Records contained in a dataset
· · · · · · ·

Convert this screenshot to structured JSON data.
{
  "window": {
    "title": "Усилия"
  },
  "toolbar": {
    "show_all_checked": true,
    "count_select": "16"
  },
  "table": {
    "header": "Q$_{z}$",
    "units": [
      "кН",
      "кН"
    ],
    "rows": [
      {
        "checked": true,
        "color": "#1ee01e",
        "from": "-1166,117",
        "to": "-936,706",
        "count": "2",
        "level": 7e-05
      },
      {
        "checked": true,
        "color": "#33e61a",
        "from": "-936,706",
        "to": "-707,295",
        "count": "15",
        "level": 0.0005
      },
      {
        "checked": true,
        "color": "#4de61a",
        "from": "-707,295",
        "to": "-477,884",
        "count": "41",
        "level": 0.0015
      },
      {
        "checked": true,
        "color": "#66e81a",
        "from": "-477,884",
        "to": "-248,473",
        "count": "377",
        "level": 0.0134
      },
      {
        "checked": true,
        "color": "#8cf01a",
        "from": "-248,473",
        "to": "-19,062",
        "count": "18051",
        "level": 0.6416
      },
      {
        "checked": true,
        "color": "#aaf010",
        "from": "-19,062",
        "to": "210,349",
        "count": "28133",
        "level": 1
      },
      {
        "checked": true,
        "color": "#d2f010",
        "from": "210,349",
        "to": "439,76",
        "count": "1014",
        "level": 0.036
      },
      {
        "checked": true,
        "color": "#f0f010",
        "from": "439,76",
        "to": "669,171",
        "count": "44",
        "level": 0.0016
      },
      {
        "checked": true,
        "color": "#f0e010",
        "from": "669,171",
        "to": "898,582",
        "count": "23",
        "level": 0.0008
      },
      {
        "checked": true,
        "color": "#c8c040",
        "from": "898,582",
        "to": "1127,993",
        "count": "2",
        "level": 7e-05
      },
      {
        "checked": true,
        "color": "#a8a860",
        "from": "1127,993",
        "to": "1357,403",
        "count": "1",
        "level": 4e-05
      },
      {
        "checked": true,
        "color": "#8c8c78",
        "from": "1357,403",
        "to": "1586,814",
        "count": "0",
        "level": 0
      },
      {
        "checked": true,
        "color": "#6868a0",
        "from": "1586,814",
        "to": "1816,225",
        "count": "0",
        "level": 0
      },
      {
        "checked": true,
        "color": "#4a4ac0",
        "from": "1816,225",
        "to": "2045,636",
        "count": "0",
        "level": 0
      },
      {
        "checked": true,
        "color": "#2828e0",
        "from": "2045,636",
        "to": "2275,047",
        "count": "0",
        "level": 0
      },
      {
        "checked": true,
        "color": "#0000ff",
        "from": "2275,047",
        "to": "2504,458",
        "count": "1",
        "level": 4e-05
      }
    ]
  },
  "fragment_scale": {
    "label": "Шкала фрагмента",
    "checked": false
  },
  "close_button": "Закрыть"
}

· · · · · · ·

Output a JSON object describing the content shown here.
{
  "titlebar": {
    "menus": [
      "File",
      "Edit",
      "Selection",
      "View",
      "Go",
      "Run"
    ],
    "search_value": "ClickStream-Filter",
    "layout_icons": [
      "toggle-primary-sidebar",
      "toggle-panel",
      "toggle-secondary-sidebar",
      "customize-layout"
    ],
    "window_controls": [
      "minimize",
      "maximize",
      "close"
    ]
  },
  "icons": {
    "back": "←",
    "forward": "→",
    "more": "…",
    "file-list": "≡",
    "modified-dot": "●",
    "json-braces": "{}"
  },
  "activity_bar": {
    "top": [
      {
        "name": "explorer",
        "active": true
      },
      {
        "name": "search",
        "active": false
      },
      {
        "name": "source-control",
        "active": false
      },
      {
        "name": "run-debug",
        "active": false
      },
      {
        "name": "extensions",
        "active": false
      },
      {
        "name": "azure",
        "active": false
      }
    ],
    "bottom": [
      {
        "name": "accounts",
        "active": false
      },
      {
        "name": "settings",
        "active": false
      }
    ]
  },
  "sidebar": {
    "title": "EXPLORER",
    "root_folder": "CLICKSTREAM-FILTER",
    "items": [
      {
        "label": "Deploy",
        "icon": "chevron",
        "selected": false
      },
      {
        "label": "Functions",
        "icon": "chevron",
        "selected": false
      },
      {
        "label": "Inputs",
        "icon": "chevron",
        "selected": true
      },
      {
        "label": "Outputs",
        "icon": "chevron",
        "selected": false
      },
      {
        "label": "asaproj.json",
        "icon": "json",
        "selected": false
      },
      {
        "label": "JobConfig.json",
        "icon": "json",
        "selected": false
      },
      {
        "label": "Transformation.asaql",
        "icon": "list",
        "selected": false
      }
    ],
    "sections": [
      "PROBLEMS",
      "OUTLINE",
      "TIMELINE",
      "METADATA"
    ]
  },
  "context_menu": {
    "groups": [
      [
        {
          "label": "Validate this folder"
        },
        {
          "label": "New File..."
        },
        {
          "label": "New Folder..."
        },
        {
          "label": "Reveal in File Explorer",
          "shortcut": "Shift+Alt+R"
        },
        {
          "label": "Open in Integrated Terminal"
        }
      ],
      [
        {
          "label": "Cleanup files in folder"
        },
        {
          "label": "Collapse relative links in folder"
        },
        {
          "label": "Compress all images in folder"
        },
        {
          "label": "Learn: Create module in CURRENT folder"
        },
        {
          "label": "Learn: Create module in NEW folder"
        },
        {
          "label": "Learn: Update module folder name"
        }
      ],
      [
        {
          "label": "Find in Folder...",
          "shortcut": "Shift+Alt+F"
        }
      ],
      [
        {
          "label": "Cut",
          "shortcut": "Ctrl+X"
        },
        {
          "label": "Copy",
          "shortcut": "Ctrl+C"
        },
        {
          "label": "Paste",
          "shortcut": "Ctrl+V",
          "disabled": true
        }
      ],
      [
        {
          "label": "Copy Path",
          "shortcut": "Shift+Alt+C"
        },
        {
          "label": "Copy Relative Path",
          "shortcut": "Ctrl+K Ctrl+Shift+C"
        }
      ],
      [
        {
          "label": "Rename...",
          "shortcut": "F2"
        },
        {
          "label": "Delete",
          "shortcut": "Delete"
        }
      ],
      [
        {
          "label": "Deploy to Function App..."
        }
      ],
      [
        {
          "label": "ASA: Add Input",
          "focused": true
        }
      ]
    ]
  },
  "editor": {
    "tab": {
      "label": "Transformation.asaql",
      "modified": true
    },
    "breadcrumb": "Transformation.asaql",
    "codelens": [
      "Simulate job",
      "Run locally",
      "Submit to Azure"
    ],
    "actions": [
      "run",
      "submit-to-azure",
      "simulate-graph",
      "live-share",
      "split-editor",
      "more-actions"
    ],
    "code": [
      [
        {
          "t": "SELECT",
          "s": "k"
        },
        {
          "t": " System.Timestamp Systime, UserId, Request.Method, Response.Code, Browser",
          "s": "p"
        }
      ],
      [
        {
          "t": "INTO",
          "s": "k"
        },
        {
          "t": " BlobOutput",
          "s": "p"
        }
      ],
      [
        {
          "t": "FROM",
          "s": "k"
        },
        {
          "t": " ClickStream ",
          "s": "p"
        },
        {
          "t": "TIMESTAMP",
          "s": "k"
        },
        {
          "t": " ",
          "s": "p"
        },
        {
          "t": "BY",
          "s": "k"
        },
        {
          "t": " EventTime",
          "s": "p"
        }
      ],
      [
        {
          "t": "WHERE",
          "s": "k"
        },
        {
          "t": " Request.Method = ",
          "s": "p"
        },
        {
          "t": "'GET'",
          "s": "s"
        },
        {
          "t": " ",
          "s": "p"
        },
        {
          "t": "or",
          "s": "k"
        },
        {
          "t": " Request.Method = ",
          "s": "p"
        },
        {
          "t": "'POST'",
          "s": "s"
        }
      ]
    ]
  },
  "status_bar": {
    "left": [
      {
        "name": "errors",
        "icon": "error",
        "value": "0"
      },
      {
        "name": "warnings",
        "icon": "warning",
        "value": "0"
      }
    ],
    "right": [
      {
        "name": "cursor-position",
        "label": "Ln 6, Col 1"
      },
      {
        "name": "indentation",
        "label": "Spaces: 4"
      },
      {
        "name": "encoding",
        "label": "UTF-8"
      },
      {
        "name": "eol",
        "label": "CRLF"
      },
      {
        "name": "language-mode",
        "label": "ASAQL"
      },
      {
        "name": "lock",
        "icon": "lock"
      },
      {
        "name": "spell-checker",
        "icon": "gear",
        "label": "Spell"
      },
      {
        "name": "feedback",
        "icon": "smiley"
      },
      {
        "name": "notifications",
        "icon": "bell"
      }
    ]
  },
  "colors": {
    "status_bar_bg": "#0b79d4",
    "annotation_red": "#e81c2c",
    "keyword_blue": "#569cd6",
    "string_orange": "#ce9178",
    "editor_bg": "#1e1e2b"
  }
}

· · · · · · ·

(Written problem):
Which lines contain "shortcut"? Copy each of them out.

(Task result):
          "shortcut": "Shift+Alt+R"
          "shortcut": "Shift+Alt+F"
          "shortcut": "Ctrl+X"
          "shortcut": "Ctrl+C"
          "shortcut": "Ctrl+V",
          "shortcut": "Shift+Alt+C"
          "shortcut": "Ctrl+K Ctrl+Shift+C"
          "shortcut": "F2"
          "shortcut": "Delete"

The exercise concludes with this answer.